### Stored records ###
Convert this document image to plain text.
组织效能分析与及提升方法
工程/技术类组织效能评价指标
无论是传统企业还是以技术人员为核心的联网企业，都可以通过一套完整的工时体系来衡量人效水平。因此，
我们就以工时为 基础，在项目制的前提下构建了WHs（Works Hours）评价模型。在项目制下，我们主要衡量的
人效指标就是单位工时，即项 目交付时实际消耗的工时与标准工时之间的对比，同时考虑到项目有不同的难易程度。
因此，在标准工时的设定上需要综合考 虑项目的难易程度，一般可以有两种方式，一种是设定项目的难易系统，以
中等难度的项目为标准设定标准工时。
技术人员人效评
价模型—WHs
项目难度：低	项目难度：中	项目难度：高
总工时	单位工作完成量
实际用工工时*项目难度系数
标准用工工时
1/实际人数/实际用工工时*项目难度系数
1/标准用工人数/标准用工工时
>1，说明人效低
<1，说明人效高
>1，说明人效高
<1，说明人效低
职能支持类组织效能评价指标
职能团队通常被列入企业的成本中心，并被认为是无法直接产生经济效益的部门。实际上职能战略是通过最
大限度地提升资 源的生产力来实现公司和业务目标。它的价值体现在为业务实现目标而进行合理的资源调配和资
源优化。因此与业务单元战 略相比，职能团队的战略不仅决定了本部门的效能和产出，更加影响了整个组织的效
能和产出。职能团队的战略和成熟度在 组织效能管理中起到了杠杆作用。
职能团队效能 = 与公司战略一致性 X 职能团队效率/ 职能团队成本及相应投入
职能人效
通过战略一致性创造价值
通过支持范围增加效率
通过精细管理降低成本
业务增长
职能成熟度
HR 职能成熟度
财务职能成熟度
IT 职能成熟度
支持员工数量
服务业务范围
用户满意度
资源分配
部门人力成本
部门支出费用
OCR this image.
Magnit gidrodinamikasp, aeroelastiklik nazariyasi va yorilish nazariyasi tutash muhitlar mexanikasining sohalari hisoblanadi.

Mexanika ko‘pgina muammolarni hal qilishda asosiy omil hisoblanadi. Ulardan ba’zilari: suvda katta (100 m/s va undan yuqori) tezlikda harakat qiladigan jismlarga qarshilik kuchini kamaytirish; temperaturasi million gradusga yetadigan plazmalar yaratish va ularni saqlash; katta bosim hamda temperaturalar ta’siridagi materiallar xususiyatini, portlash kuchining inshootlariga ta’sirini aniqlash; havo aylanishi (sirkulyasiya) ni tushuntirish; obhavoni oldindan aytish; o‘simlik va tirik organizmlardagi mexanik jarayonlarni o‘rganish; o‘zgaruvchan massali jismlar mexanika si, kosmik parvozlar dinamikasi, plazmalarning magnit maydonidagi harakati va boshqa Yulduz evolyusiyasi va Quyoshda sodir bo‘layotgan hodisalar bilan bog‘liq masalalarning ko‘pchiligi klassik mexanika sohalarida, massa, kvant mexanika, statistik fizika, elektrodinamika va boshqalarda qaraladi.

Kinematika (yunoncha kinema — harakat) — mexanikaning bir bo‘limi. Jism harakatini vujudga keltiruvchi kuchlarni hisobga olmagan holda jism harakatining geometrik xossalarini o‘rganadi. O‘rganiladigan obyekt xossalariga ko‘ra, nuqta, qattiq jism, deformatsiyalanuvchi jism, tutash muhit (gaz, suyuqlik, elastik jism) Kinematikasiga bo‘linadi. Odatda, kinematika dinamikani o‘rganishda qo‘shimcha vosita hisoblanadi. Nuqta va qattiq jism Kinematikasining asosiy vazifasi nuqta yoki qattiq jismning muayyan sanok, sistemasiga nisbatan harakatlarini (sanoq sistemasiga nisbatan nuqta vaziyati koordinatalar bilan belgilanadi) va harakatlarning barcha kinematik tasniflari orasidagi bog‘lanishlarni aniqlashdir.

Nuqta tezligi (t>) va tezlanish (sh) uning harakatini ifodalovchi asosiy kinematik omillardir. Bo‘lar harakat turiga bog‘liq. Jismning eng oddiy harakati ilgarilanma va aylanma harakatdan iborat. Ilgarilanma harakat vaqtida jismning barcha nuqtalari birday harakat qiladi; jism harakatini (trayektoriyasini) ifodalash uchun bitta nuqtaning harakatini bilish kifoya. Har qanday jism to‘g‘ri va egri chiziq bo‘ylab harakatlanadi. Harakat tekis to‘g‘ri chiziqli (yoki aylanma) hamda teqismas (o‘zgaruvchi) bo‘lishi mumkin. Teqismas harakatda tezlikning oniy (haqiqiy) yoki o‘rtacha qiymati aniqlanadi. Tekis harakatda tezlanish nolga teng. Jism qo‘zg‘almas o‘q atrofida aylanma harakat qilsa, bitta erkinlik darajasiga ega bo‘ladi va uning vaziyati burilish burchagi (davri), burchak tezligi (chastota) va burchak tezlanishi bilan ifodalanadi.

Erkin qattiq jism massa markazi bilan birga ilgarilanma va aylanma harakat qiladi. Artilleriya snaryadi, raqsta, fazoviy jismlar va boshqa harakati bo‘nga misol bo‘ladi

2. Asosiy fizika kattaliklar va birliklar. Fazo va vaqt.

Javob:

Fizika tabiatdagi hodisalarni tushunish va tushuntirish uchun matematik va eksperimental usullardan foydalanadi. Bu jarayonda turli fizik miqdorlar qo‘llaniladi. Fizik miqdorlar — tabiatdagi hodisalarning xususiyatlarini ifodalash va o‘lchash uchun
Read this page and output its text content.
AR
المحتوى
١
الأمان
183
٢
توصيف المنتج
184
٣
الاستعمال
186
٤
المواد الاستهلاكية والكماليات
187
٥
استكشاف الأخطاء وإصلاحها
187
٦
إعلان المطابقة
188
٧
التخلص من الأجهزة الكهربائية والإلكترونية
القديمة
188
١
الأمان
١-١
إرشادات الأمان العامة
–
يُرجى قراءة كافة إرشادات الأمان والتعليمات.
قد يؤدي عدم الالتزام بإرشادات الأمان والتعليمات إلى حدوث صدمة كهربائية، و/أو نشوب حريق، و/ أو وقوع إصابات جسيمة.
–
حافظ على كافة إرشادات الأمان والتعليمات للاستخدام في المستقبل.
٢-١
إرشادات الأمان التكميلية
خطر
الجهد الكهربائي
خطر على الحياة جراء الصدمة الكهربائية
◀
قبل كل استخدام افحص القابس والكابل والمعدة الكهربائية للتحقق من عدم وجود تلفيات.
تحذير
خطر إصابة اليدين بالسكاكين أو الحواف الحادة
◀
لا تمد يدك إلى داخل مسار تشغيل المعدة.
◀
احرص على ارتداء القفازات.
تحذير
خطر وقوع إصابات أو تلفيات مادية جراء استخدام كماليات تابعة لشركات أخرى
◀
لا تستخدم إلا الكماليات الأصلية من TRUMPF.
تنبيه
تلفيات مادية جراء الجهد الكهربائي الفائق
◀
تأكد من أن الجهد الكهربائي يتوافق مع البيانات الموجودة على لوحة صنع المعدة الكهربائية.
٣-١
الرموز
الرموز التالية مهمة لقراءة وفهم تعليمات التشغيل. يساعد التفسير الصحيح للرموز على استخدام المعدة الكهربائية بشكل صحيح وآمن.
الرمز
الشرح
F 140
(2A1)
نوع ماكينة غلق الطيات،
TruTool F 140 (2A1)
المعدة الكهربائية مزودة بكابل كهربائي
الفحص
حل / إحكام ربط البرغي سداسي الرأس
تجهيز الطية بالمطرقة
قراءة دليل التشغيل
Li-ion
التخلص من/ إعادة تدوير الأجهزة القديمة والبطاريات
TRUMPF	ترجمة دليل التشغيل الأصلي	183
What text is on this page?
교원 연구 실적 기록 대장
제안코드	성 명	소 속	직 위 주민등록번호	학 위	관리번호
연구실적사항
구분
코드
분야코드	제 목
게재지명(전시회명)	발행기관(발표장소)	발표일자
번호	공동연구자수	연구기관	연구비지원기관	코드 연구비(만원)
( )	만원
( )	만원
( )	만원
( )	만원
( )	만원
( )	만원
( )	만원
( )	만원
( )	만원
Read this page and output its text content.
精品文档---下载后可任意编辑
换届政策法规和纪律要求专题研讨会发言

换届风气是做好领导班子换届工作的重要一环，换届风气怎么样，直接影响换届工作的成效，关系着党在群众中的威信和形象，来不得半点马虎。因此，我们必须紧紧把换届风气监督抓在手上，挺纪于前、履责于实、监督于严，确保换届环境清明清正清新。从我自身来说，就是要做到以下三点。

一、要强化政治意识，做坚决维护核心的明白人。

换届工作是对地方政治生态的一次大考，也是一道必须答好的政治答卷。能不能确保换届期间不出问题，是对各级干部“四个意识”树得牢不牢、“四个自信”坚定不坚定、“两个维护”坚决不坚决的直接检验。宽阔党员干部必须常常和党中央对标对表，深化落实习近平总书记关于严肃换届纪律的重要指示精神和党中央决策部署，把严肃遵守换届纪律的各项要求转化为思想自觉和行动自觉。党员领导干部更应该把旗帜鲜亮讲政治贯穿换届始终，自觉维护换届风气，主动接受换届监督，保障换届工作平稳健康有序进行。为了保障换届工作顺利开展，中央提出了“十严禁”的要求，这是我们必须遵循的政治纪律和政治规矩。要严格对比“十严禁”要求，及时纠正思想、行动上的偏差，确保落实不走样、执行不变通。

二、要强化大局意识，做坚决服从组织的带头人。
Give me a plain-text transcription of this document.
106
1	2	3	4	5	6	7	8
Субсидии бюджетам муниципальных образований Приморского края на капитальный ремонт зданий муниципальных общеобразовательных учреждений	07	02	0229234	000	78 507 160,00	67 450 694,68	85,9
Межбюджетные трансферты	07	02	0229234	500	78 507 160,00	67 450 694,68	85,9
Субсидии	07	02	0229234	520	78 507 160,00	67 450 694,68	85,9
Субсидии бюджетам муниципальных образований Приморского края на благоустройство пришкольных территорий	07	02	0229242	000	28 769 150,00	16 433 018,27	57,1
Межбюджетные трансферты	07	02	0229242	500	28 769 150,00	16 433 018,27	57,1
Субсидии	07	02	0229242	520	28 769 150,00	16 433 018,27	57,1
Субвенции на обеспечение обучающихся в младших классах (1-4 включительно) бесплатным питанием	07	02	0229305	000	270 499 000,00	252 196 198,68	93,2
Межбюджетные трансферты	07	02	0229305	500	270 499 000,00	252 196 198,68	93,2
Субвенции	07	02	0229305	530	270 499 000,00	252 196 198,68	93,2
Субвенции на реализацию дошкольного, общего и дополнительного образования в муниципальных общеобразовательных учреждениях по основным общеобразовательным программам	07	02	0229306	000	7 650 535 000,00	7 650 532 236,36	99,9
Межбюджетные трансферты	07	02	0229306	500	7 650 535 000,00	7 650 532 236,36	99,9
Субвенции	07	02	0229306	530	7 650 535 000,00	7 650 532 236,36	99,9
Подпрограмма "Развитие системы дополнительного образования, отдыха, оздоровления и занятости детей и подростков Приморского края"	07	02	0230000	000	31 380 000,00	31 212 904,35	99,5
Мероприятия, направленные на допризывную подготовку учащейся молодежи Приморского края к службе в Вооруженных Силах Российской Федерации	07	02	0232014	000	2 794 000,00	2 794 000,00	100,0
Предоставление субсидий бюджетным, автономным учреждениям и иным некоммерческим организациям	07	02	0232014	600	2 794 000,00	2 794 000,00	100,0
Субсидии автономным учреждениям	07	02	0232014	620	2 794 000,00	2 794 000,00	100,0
###
Problem description —
Only the number is wanted: how many lines in the entries above contain the word "والتعليمات"?

Finished exercise —
3